All the data should come back exactly as it was given.

▸ **Excerpt from a dataset**
* start *

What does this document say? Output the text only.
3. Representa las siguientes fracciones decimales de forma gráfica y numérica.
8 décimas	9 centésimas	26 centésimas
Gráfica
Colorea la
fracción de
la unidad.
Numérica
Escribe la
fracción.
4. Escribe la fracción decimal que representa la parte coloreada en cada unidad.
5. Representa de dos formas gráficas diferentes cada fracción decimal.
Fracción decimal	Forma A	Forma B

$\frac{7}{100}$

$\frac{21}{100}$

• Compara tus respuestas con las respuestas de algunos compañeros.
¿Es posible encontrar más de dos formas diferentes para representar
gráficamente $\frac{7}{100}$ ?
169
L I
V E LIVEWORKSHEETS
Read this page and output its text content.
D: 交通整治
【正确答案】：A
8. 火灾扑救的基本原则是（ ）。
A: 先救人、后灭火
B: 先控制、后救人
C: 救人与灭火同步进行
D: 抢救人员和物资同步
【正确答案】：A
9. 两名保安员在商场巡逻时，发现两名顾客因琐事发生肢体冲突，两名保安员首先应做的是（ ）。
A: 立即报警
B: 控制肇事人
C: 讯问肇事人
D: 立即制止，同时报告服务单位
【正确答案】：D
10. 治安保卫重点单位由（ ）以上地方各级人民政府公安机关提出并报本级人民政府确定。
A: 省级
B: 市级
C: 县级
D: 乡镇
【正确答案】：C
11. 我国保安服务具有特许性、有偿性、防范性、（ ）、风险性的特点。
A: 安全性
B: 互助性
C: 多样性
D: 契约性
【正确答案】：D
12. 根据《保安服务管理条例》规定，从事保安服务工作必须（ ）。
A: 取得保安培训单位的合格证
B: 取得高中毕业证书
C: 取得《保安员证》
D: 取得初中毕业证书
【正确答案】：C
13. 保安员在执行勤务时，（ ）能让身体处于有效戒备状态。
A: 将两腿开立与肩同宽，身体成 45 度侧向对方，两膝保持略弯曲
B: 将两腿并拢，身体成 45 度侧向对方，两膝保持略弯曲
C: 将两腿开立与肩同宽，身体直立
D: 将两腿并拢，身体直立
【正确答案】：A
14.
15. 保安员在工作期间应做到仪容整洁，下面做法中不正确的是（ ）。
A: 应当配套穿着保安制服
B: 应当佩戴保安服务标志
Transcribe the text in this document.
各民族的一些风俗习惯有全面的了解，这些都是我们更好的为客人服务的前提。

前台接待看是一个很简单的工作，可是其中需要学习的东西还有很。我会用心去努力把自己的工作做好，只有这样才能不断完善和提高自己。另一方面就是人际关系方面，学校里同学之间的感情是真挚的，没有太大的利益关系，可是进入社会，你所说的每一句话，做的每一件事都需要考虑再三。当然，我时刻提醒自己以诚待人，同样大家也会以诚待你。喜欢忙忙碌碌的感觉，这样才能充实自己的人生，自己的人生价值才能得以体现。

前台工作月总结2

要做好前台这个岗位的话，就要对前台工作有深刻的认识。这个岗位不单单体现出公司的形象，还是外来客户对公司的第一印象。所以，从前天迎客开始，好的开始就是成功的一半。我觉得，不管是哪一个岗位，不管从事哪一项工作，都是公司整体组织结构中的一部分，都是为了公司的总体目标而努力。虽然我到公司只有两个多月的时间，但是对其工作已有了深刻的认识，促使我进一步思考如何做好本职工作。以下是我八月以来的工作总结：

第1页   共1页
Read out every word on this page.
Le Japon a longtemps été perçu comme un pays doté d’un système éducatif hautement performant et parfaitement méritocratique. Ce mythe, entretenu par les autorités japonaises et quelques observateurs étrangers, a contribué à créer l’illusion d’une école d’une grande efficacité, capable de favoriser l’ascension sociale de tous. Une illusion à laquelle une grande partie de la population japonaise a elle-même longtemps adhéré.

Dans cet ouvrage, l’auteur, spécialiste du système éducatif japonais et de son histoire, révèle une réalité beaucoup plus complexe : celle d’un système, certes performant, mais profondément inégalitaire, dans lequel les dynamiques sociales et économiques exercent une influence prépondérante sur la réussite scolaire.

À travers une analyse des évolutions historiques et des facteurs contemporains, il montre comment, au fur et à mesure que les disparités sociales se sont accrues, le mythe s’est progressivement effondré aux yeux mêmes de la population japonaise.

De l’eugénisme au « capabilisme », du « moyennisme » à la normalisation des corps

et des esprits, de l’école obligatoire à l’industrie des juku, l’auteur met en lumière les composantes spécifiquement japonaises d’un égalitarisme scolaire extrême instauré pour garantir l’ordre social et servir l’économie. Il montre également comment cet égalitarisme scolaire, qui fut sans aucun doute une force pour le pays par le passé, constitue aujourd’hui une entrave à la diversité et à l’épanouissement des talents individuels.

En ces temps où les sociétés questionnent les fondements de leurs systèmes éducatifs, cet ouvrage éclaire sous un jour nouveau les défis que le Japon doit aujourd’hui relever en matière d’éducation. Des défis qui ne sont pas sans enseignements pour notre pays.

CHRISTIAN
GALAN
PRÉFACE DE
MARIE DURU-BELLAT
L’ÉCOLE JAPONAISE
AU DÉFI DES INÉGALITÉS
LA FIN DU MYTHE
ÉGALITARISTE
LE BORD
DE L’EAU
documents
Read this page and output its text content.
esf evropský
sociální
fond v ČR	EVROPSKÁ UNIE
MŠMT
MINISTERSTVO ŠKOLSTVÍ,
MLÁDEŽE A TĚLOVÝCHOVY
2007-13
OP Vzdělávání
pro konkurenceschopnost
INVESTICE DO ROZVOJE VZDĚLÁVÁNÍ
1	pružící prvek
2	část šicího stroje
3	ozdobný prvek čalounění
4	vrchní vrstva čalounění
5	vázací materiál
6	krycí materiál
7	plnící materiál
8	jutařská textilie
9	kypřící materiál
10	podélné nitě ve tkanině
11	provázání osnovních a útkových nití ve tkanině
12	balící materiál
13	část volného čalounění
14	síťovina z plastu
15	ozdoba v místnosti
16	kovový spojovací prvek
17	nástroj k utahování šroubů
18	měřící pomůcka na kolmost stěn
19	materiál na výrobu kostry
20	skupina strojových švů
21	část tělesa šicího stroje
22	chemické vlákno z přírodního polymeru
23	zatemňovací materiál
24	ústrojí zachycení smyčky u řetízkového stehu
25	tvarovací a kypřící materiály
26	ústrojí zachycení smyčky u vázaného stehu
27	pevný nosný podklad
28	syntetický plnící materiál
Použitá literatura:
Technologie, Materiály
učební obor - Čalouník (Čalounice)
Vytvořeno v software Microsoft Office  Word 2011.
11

* end *

▸ **SOLUTION TO THE EXERCISE**
What does this document say? Output the text only.
3. Representa las siguientes fracciones decimales de forma gráfica y numérica.
8 décimas	9 centésimas	26 centésimas
Gráfica
Colorea la
fracción de
la unidad.
Numérica
Escribe la
fracción.
4. Escribe la fracción decimal que representa la parte coloreada en cada unidad.
5. Representa de dos formas gráficas diferentes cada fracción decimal.
Fracción decimal	Forma A	Forma B

$\frac{7}{100}$

$\frac{21}{100}$

• Compara tus respuestas con las respuestas de algunos compañeros.
¿Es posible encontrar más de dos formas diferentes para representar
gráficamente $\frac{7}{100}$ ?
169
L I
V E LIVEWORKSHEETS
Read this page and output its text content.
D: 交通整治
【正确答案】：A
8. 火灾扑救的基本原则是（ ）。
A: 先救人、后灭火
B: 先控制、后救人
C: 救人与灭火同步进行
D: 抢救人员和物资同步
【正确答案】：A
9. 两名保安员在商场巡逻时，发现两名顾客因琐事发生肢体冲突，两名保安员首先应做的是（ ）。
A: 立即报警
B: 控制肇事人
C: 讯问肇事人
D: 立即制止，同时报告服务单位
【正确答案】：D
10. 治安保卫重点单位由（ ）以上地方各级人民政府公安机关提出并报本级人民政府确定。
A: 省级
B: 市级
C: 县级
D: 乡镇
【正确答案】：C
11. 我国保安服务具有特许性、有偿性、防范性、（ ）、风险性的特点。
A: 安全性
B: 互助性
C: 多样性
D: 契约性
【正确答案】：D
12. 根据《保安服务管理条例》规定，从事保安服务工作必须（ ）。
A: 取得保安培训单位的合格证
B: 取得高中毕业证书
C: 取得《保安员证》
D: 取得初中毕业证书
【正确答案】：C
13. 保安员在执行勤务时，（ ）能让身体处于有效戒备状态。
A: 将两腿开立与肩同宽，身体成 45 度侧向对方，两膝保持略弯曲
B: 将两腿并拢，身体成 45 度侧向对方，两膝保持略弯曲
C: 将两腿开立与肩同宽，身体直立
D: 将两腿并拢，身体直立
【正确答案】：A
14.
15. 保安员在工作期间应做到仪容整洁，下面做法中不正确的是（ ）。
A: 应当配套穿着保安制服
B: 应当佩戴保安服务标志
Transcribe the text in this document.
各民族的一些风俗习惯有全面的了解，这些都是我们更好的为客人服务的前提。

前台接待看是一个很简单的工作，可是其中需要学习的东西还有很。我会用心去努力把自己的工作做好，只有这样才能不断完善和提高自己。另一方面就是人际关系方面，学校里同学之间的感情是真挚的，没有太大的利益关系，可是进入社会，你所说的每一句话，做的每一件事都需要考虑再三。当然，我时刻提醒自己以诚待人，同样大家也会以诚待你。喜欢忙忙碌碌的感觉，这样才能充实自己的人生，自己的人生价值才能得以体现。

前台工作月总结2

要做好前台这个岗位的话，就要对前台工作有深刻的认识。这个岗位不单单体现出公司的形象，还是外来客户对公司的第一印象。所以，从前天迎客开始，好的开始就是成功的一半。我觉得，不管是哪一个岗位，不管从事哪一项工作，都是公司整体组织结构中的一部分，都是为了公司的总体目标而努力。虽然我到公司只有两个多月的时间，但是对其工作已有了深刻的认识，促使我进一步思考如何做好本职工作。以下是我八月以来的工作总结：

第1页   共1页
Read out every word on this page.
Le Japon a longtemps été perçu comme un pays doté d’un système éducatif hautement performant et parfaitement méritocratique. Ce mythe, entretenu par les autorités japonaises et quelques observateurs étrangers, a contribué à créer l’illusion d’une école d’une grande efficacité, capable de favoriser l’ascension sociale de tous. Une illusion à laquelle une grande partie de la population japonaise a elle-même longtemps adhéré.

Dans cet ouvrage, l’auteur, spécialiste du système éducatif japonais et de son histoire, révèle une réalité beaucoup plus complexe : celle d’un système, certes performant, mais profondément inégalitaire, dans lequel les dynamiques sociales et économiques exercent une influence prépondérante sur la réussite scolaire.

À travers une analyse des évolutions historiques et des facteurs contemporains, il montre comment, au fur et à mesure que les disparités sociales se sont accrues, le mythe s’est progressivement effondré aux yeux mêmes de la population japonaise.

De l’eugénisme au « capabilisme », du « moyennisme » à la normalisation des corps

et des esprits, de l’école obligatoire à l’industrie des juku, l’auteur met en lumière les composantes spécifiquement japonaises d’un égalitarisme scolaire extrême instauré pour garantir l’ordre social et servir l’économie. Il montre également comment cet égalitarisme scolaire, qui fut sans aucun doute une force pour le pays par le passé, constitue aujourd’hui une entrave à la diversité et à l’épanouissement des talents individuels.

En ces temps où les sociétés questionnent les fondements de leurs systèmes éducatifs, cet ouvrage éclaire sous un jour nouveau les défis que le Japon doit aujourd’hui relever en matière d’éducation. Des défis qui ne sont pas sans enseignements pour notre pays.

CHRISTIAN
GALAN
PRÉFACE DE
MARIE DURU-BELLAT
L’ÉCOLE JAPONAISE
AU DÉFI DES INÉGALITÉS
LA FIN DU MYTHE
ÉGALITARISTE
LE BORD
DE L’EAU
documents
Read this page and output its text content.
esf evropský
sociální
fond v ČR	EVROPSKÁ UNIE
MŠMT
MINISTERSTVO ŠKOLSTVÍ,
MLÁDEŽE A TĚLOVÝCHOVY
2007-13
OP Vzdělávání
pro konkurenceschopnost
INVESTICE DO ROZVOJE VZDĚLÁVÁNÍ
1	pružící prvek
2	část šicího stroje
3	ozdobný prvek čalounění
4	vrchní vrstva čalounění
5	vázací materiál
6	krycí materiál
7	plnící materiál
8	jutařská textilie
9	kypřící materiál
10	podélné nitě ve tkanině
11	provázání osnovních a útkových nití ve tkanině
12	balící materiál
13	část volného čalounění
14	síťovina z plastu
15	ozdoba v místnosti
16	kovový spojovací prvek
17	nástroj k utahování šroubů
18	měřící pomůcka na kolmost stěn
19	materiál na výrobu kostry
20	skupina strojových švů
21	část tělesa šicího stroje
22	chemické vlákno z přírodního polymeru
23	zatemňovací materiál
24	ústrojí zachycení smyčky u řetízkového stehu
25	tvarovací a kypřící materiály
26	ústrojí zachycení smyčky u vázaného stehu
27	pevný nosný podklad
28	syntetický plnící materiál
Použitá literatura:
Technologie, Materiály
učební obor - Čalouník (Čalounice)
Vytvořeno v software Microsoft Office  Word 2011.
11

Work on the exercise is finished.